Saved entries
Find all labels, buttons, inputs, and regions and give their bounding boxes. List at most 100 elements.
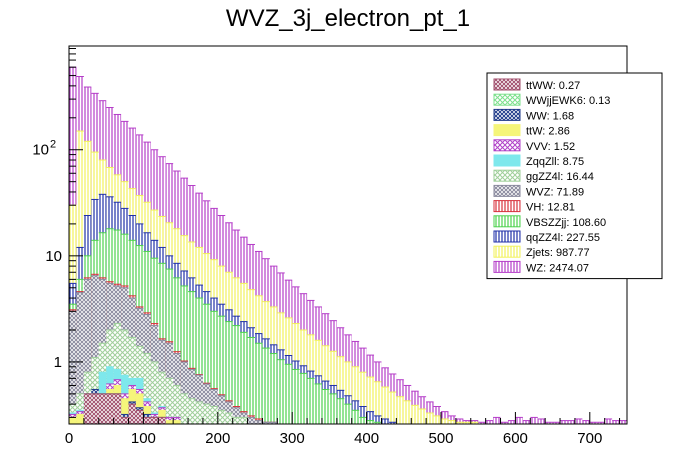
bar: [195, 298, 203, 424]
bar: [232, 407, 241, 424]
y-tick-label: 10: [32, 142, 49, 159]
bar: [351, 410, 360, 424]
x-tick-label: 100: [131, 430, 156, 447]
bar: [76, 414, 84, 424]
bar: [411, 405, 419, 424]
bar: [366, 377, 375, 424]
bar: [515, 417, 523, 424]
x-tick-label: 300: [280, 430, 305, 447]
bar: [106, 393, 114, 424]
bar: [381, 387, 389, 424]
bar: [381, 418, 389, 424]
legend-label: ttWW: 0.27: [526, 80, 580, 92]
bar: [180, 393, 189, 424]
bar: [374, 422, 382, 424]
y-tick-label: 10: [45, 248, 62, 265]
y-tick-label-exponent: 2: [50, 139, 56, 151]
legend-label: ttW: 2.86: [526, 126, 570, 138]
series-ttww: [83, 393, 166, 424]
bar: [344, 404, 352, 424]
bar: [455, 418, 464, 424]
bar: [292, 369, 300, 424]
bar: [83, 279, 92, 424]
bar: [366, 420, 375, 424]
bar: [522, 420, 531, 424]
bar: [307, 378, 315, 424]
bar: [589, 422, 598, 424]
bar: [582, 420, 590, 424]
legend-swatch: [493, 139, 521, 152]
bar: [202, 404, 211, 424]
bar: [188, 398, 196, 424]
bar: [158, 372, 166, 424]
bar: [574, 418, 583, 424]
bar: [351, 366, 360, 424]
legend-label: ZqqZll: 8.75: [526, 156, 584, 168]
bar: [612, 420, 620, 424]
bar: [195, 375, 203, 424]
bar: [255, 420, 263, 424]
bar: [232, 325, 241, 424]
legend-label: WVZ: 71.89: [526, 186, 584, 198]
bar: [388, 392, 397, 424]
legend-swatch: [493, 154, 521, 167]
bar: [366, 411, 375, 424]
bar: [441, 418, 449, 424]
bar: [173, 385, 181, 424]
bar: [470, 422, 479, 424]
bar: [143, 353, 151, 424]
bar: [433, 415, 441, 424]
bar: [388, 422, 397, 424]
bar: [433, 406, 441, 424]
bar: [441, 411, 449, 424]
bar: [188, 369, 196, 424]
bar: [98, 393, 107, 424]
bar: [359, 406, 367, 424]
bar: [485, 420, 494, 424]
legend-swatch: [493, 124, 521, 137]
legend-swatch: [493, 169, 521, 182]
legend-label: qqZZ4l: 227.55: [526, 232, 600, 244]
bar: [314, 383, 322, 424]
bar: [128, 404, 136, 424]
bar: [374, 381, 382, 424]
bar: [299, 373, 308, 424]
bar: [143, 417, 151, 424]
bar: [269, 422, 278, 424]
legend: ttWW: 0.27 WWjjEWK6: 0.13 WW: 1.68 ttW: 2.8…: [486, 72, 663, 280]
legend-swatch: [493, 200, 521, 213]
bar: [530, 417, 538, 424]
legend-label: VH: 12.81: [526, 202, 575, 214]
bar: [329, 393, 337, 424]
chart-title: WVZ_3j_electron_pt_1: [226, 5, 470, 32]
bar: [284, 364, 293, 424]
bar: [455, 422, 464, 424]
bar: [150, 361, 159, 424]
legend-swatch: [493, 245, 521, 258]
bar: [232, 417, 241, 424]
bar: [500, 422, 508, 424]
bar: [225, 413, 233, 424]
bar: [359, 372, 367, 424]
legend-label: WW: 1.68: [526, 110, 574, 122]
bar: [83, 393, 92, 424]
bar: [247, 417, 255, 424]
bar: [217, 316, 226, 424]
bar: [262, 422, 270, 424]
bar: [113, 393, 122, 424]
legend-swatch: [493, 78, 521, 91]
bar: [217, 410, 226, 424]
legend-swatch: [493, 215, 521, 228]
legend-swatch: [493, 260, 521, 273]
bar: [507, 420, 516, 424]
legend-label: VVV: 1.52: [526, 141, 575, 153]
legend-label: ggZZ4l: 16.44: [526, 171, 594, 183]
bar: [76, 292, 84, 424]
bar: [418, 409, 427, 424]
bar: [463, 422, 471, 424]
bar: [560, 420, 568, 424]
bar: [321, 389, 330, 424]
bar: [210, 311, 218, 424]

---

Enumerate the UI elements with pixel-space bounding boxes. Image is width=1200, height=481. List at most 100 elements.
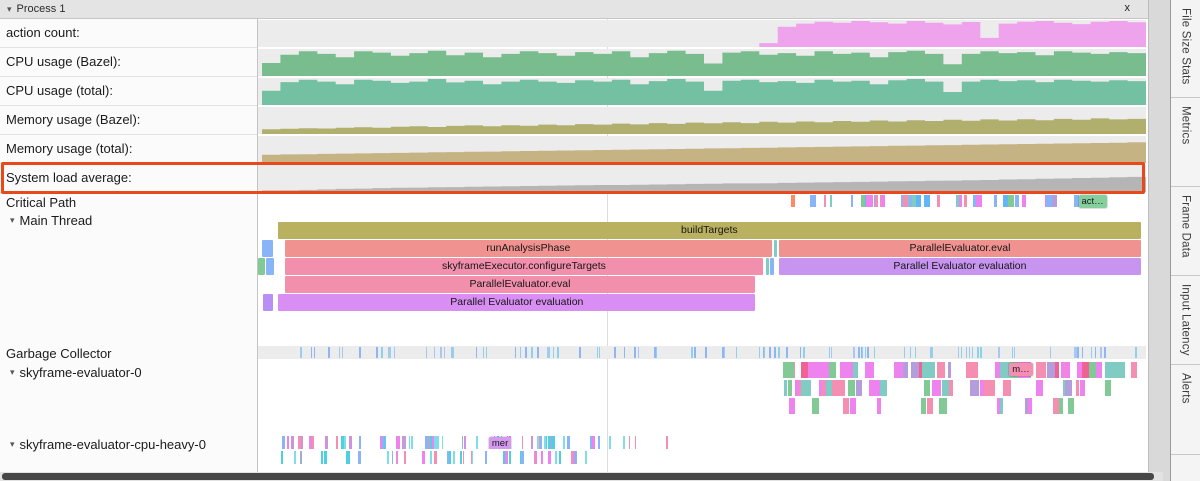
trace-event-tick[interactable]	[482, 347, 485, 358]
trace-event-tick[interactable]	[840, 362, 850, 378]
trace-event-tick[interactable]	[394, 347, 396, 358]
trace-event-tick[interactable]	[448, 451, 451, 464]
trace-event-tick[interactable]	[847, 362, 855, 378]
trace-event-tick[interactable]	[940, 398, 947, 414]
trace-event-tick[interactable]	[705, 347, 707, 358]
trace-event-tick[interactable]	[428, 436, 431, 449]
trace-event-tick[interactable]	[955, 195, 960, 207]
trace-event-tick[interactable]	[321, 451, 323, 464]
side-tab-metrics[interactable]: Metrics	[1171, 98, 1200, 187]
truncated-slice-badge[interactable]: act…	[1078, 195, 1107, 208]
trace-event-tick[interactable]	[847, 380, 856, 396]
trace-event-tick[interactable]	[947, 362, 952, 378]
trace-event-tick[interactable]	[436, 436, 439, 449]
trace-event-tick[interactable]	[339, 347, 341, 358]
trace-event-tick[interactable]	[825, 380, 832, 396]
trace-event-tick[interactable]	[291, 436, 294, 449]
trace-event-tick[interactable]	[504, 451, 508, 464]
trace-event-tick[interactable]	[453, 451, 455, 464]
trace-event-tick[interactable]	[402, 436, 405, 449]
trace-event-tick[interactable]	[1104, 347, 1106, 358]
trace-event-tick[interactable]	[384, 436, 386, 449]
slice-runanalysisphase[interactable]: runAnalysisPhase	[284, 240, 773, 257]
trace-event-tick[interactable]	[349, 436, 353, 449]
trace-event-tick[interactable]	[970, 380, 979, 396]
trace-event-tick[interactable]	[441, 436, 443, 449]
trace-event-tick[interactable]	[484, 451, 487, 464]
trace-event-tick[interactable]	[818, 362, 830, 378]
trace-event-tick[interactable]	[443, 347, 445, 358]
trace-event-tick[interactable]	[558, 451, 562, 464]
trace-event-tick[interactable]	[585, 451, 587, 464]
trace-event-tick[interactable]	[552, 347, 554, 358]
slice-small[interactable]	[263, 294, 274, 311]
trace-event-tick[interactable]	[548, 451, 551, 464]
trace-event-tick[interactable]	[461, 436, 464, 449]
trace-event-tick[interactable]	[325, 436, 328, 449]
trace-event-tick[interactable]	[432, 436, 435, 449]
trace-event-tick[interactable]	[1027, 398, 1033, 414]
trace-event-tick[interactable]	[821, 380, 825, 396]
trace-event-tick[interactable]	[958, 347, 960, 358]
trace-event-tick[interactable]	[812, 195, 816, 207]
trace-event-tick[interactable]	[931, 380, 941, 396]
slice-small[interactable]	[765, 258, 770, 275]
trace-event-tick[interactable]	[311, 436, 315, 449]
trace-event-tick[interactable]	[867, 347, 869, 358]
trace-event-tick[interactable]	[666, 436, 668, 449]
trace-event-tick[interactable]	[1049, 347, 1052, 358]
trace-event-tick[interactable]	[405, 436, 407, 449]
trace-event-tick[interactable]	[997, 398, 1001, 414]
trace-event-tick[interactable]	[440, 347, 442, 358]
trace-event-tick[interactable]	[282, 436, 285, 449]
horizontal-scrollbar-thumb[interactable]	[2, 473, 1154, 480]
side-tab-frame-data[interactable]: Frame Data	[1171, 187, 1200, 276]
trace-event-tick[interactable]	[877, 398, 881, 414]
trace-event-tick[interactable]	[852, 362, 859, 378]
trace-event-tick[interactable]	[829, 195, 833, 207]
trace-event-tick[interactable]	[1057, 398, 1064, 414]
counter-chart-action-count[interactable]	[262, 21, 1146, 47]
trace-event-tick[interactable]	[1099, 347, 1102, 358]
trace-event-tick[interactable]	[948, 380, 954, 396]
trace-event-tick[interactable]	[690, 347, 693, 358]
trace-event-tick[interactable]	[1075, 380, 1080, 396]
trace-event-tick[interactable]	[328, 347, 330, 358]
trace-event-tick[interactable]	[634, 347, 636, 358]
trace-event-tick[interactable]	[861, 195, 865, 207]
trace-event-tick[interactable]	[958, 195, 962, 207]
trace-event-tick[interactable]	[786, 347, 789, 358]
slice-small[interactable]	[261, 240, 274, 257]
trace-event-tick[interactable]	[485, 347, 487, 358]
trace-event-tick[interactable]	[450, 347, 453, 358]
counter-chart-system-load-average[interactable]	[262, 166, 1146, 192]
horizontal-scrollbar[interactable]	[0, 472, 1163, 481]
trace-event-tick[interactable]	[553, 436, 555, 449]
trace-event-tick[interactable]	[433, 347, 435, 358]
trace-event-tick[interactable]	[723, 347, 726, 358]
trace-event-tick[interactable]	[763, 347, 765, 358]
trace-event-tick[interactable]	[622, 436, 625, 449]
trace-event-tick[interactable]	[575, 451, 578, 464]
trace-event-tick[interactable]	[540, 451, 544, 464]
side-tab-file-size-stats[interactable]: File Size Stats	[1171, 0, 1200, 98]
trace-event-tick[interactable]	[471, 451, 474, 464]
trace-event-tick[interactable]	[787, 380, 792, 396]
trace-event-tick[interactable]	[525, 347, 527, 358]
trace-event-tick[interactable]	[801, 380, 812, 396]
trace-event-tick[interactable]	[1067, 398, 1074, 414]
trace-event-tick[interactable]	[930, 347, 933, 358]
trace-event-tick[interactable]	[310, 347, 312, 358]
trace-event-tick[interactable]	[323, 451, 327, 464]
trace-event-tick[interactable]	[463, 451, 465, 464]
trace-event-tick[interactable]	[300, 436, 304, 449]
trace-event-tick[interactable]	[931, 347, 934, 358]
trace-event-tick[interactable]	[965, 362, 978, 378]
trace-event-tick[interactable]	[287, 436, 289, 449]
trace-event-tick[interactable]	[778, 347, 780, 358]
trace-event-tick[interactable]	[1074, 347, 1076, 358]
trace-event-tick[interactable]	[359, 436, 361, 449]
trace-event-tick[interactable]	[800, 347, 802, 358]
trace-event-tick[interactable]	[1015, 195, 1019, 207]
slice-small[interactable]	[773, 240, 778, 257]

» What is needed
Reproduce verbatim the rows from the one containing "347, 485, 358]" through the one containing "240, 773, 257]", both included.

» Answer to the exercise
trace-event-tick[interactable]	[482, 347, 485, 358]
trace-event-tick[interactable]	[840, 362, 850, 378]
trace-event-tick[interactable]	[394, 347, 396, 358]
trace-event-tick[interactable]	[448, 451, 451, 464]
trace-event-tick[interactable]	[847, 362, 855, 378]
trace-event-tick[interactable]	[940, 398, 947, 414]
trace-event-tick[interactable]	[705, 347, 707, 358]
trace-event-tick[interactable]	[428, 436, 431, 449]
trace-event-tick[interactable]	[955, 195, 960, 207]
trace-event-tick[interactable]	[321, 451, 323, 464]
side-tab-metrics[interactable]: Metrics	[1171, 98, 1200, 187]
truncated-slice-badge[interactable]: act…	[1078, 195, 1107, 208]
trace-event-tick[interactable]	[847, 380, 856, 396]
trace-event-tick[interactable]	[947, 362, 952, 378]
trace-event-tick[interactable]	[436, 436, 439, 449]
trace-event-tick[interactable]	[339, 347, 341, 358]
trace-event-tick[interactable]	[825, 380, 832, 396]
trace-event-tick[interactable]	[291, 436, 294, 449]
trace-event-tick[interactable]	[504, 451, 508, 464]
trace-event-tick[interactable]	[453, 451, 455, 464]
trace-event-tick[interactable]	[402, 436, 405, 449]
trace-event-tick[interactable]	[1104, 347, 1106, 358]
trace-event-tick[interactable]	[384, 436, 386, 449]
slice-runanalysisphase[interactable]: runAnalysisPhase	[284, 240, 773, 257]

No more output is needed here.